_WHAT YOU SHOULD DO_: How many of the lines below include "chevron"? Give the number and no other words.

_DATASET_:

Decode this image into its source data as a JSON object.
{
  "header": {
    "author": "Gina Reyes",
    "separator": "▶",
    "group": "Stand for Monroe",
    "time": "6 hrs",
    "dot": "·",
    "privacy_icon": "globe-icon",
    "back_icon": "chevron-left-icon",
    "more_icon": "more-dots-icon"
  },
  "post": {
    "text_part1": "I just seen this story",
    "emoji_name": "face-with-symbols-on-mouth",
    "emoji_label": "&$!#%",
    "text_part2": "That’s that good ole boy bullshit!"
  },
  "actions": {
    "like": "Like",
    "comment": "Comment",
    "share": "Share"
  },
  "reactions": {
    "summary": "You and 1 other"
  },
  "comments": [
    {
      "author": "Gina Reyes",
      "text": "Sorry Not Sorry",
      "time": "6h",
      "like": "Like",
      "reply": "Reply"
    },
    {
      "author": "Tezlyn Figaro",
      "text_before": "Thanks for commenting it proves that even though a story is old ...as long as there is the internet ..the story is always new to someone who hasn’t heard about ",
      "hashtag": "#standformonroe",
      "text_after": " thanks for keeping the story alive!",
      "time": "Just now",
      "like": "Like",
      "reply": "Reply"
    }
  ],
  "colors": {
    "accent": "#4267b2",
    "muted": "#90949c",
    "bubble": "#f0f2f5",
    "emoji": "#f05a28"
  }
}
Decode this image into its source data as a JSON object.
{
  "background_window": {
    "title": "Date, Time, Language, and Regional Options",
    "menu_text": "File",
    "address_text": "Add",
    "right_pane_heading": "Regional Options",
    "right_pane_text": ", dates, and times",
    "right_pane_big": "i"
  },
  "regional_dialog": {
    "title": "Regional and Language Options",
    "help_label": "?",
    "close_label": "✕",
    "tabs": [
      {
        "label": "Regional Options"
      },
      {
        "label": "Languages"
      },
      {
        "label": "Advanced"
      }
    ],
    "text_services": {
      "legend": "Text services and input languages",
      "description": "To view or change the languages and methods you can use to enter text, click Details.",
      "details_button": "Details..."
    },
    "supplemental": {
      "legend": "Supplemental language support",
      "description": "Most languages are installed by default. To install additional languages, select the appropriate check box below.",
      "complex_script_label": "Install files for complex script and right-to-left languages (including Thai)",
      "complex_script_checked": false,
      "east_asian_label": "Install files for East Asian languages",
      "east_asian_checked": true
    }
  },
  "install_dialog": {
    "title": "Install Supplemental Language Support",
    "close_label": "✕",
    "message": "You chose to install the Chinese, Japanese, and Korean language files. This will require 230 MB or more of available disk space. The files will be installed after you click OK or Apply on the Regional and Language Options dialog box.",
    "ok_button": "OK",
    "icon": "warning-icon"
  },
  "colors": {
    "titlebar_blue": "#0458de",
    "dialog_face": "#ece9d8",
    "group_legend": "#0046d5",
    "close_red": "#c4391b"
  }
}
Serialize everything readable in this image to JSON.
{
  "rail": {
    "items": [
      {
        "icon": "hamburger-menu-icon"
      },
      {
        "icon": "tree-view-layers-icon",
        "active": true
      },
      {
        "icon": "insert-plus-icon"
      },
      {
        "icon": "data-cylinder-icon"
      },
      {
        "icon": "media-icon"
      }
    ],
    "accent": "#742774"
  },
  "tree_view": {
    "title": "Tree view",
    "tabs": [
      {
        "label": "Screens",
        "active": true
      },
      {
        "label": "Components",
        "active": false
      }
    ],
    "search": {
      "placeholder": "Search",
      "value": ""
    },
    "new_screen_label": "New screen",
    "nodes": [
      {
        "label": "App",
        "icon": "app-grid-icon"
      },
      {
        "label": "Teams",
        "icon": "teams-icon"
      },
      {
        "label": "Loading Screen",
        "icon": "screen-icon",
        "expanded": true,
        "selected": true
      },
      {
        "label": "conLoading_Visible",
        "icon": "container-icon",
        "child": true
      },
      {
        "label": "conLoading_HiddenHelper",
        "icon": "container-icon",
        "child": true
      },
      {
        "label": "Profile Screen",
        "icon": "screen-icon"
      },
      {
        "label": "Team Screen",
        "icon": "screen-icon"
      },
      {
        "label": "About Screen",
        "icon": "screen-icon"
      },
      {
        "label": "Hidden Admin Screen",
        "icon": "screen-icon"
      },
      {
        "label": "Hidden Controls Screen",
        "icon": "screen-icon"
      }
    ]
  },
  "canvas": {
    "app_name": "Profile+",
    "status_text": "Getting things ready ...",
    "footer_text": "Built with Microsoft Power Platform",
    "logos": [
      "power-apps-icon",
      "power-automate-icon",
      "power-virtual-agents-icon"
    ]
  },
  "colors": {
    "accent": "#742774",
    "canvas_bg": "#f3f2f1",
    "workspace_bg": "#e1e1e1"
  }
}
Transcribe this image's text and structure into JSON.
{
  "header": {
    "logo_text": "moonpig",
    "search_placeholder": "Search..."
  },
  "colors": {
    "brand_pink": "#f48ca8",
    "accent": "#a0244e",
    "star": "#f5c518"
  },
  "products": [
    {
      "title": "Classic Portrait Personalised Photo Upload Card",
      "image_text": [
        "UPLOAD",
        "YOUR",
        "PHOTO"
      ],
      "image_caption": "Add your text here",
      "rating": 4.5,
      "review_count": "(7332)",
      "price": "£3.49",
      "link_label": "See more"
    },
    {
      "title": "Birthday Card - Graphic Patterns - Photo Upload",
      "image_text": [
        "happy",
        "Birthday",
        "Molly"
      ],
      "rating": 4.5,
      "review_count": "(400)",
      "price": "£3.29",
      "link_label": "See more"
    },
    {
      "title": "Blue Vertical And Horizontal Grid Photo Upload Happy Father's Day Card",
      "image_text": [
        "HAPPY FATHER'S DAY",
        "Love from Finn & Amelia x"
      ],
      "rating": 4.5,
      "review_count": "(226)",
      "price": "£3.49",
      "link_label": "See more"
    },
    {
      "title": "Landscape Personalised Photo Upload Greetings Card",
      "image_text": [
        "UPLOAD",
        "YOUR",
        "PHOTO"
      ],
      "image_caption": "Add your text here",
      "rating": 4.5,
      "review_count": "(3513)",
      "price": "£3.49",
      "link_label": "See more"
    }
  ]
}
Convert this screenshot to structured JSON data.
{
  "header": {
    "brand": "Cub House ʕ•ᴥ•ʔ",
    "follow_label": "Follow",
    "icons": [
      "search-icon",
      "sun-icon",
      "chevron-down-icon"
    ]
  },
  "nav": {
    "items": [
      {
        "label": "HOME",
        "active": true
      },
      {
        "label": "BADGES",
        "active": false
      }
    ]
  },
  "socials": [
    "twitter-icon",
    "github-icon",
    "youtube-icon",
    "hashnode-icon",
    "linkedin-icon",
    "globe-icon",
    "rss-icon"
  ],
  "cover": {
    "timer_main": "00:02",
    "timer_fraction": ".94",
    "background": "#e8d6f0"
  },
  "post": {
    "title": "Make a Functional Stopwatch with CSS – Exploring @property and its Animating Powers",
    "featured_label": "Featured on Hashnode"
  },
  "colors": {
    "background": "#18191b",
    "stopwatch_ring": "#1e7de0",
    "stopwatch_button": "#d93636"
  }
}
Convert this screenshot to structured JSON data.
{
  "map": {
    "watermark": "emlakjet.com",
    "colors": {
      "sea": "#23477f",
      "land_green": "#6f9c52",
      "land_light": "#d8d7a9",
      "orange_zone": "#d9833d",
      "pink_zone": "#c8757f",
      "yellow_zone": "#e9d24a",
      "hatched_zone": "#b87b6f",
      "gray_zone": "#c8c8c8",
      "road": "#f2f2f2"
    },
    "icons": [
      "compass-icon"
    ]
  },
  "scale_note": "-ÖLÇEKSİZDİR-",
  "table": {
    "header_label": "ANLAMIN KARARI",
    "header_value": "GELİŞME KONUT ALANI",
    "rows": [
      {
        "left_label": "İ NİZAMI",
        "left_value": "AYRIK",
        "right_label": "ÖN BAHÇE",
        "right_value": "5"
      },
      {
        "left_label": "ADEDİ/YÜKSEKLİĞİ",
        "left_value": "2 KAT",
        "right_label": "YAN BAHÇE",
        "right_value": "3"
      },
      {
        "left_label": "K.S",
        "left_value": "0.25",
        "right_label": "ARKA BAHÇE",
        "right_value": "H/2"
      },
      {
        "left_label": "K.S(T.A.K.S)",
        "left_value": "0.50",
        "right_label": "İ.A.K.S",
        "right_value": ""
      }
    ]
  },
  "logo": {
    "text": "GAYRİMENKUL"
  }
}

_FINAL RESULT_: 2